• [LISTED ENTRIES]:
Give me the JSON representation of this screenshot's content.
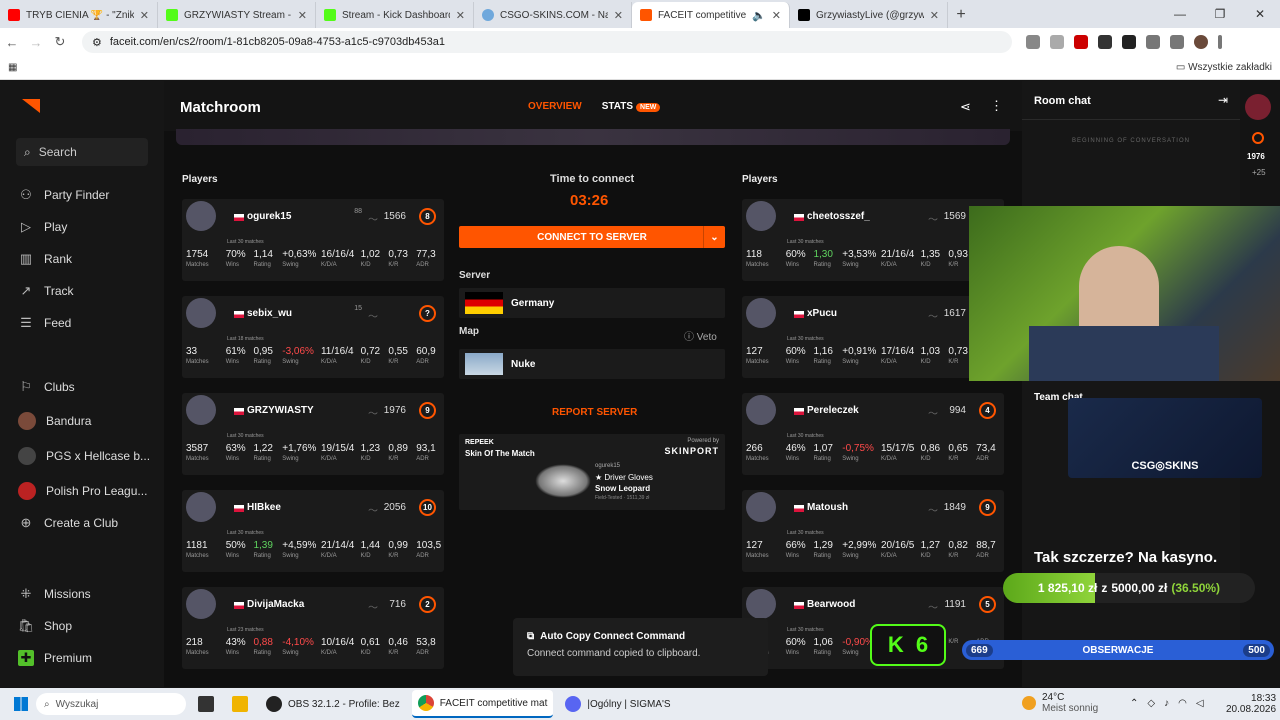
{
  "browser": {
    "tabs": [
      {
        "title": "TRYB CIENIA 🏆 - \"Zniknij na 6",
        "color": "#ff0000"
      },
      {
        "title": "GRZYWIASTY Stream - Watch Li",
        "color": "#53fc18"
      },
      {
        "title": "Stream - Kick Dashboard",
        "color": "#53fc18"
      },
      {
        "title": "CSGO-SKINS.COM - Najlepsze",
        "color": "#6fa8dc"
      },
      {
        "title": "FACEIT competitive match",
        "color": "#ff5500"
      },
      {
        "title": "GrzywiastyLive (@grzywiastylive",
        "color": "#000000"
      }
    ],
    "url": "faceit.com/en/cs2/room/1-81cb8205-09a8-4753-a1c5-c9703db453a1",
    "bookmarks_label": "Wszystkie zakładki"
  },
  "sidebar": {
    "search": "Search",
    "items": [
      "Party Finder",
      "Play",
      "Rank",
      "Track",
      "Feed"
    ],
    "clubs": [
      "Clubs",
      "Bandura",
      "PGS x Hellcase b...",
      "Polish Pro Leagu...",
      "Create a Club"
    ],
    "bottom": [
      "Missions",
      "Shop",
      "Premium"
    ]
  },
  "header": {
    "title": "Matchroom",
    "tab_overview": "OVERVIEW",
    "tab_stats": "STATS",
    "new_badge": "NEW"
  },
  "players_label": "Players",
  "last30": "Last 30 matches",
  "stat_labels": [
    "Matches",
    "Wins",
    "Rating",
    "Swing",
    "K/D/A",
    "K/D",
    "K/R",
    "ADR"
  ],
  "team1": [
    {
      "name": "ogurek15",
      "elo": "1566",
      "level": "8",
      "extra": "88",
      "last": "Last 30 matches",
      "stats": [
        "1754",
        "70%",
        "1,14",
        "+0,63%",
        "16/16/4",
        "1,02",
        "0,73",
        "77,3"
      ],
      "swing_neg": false
    },
    {
      "name": "sebix_wu",
      "elo": "",
      "level": "?",
      "extra": "15",
      "last": "Last 18 matches",
      "stats": [
        "33",
        "61%",
        "0,95",
        "-3,06%",
        "11/16/4",
        "0,72",
        "0,55",
        "60,9"
      ],
      "swing_neg": true
    },
    {
      "name": "GRZYWIASTY",
      "elo": "1976",
      "level": "9",
      "extra": "",
      "last": "Last 30 matches",
      "stats": [
        "3587",
        "63%",
        "1,22",
        "+1,76%",
        "19/15/4",
        "1,23",
        "0,89",
        "93,1"
      ],
      "swing_neg": false
    },
    {
      "name": "HIBkee",
      "elo": "2056",
      "level": "10",
      "extra": "",
      "last": "Last 30 matches",
      "stats": [
        "1181",
        "50%",
        "1,39",
        "+4,59%",
        "21/14/4",
        "1,44",
        "0,99",
        "103,5"
      ],
      "swing_neg": false
    },
    {
      "name": "DivijaMacka",
      "elo": "716",
      "level": "2",
      "extra": "",
      "last": "Last 23 matches",
      "stats": [
        "218",
        "43%",
        "0,88",
        "-4,10%",
        "10/16/4",
        "0,61",
        "0,46",
        "53,8"
      ],
      "swing_neg": true
    }
  ],
  "team2": [
    {
      "name": "cheetosszef_",
      "elo": "1569",
      "level": "",
      "extra": "",
      "last": "Last 30 matches",
      "stats": [
        "118",
        "60%",
        "1,30",
        "+3,53%",
        "21/16/4",
        "1,35",
        "0,93",
        ""
      ],
      "swing_neg": false
    },
    {
      "name": "xPucu",
      "elo": "1617",
      "level": "",
      "extra": "",
      "last": "Last 30 matches",
      "stats": [
        "127",
        "60%",
        "1,16",
        "+0,91%",
        "17/16/4",
        "1,03",
        "0,73",
        ""
      ],
      "swing_neg": false
    },
    {
      "name": "Pereleczek",
      "elo": "994",
      "level": "4",
      "extra": "",
      "last": "Last 30 matches",
      "stats": [
        "266",
        "46%",
        "1,07",
        "-0,75%",
        "15/17/5",
        "0,86",
        "0,65",
        "73,4"
      ],
      "swing_neg": true
    },
    {
      "name": "Matoush",
      "elo": "1849",
      "level": "9",
      "extra": "",
      "last": "Last 30 matches",
      "stats": [
        "127",
        "66%",
        "1,29",
        "+2,99%",
        "20/16/5",
        "1,27",
        "0,82",
        "88,7"
      ],
      "swing_neg": false
    },
    {
      "name": "Bearwood",
      "elo": "1191",
      "level": "5",
      "extra": "",
      "last": "Last 30 matches",
      "stats": [
        "218",
        "60%",
        "1,06",
        "-0,90%",
        "",
        "0,6",
        "",
        ""
      ],
      "swing_neg": true
    }
  ],
  "center": {
    "time_label": "Time to connect",
    "timer": "03:26",
    "connect": "CONNECT TO SERVER",
    "server_label": "Server",
    "server": "Germany",
    "map_label": "Map",
    "veto": "Veto",
    "map": "Nuke",
    "report": "REPORT SERVER",
    "skin": {
      "brand": "REPEEK",
      "title": "Skin Of The Match",
      "powered": "Powered by",
      "sponsor": "SKINPORT",
      "owner": "ogurek15",
      "item": "★ Driver Gloves",
      "item2": "Snow Leopard",
      "wear": "Field-Tested · 1511,39 zł"
    }
  },
  "toast": {
    "title": "Auto Copy Connect Command",
    "body": "Connect command copied to clipboard."
  },
  "chat": {
    "title": "Room chat",
    "begin": "BEGINNING OF CONVERSATION",
    "team": "Team chat",
    "rbar_elo": "1976",
    "rbar_plus": "+25"
  },
  "overlay": {
    "csgo": "CSG◎SKINS",
    "promo": "Tak szczerze? Na kasyno.",
    "progress_now": "1 825,10 zł",
    "progress_sep": "z",
    "progress_goal": "5000,00 zł",
    "progress_pct": "(36.50%)",
    "progress_fraction": 0.365,
    "obs_left": "669",
    "obs_label": "OBSERWACJE",
    "obs_right": "500",
    "kick_a": "K",
    "kick_b": "6"
  },
  "taskbar": {
    "search": "Wyszukaj",
    "obs": "OBS 32.1.2 - Profile: Bez",
    "chrome": "FACEIT competitive mat",
    "discord": "|Ogólny | SIGMA'S",
    "weather_temp": "24°C",
    "weather": "Meist sonnig",
    "time": "18:33",
    "date": "20.08.2026"
  }
}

• [DIRECTIONS FOR THIS TASK]: Lines that hold the word "SKINS" are the ones to return, every one of them.

• [FULL OUTPUT]:
        "title": "CSGO-SKINS.COM - Najlepsze",
    "csgo": "CSG◎SKINS",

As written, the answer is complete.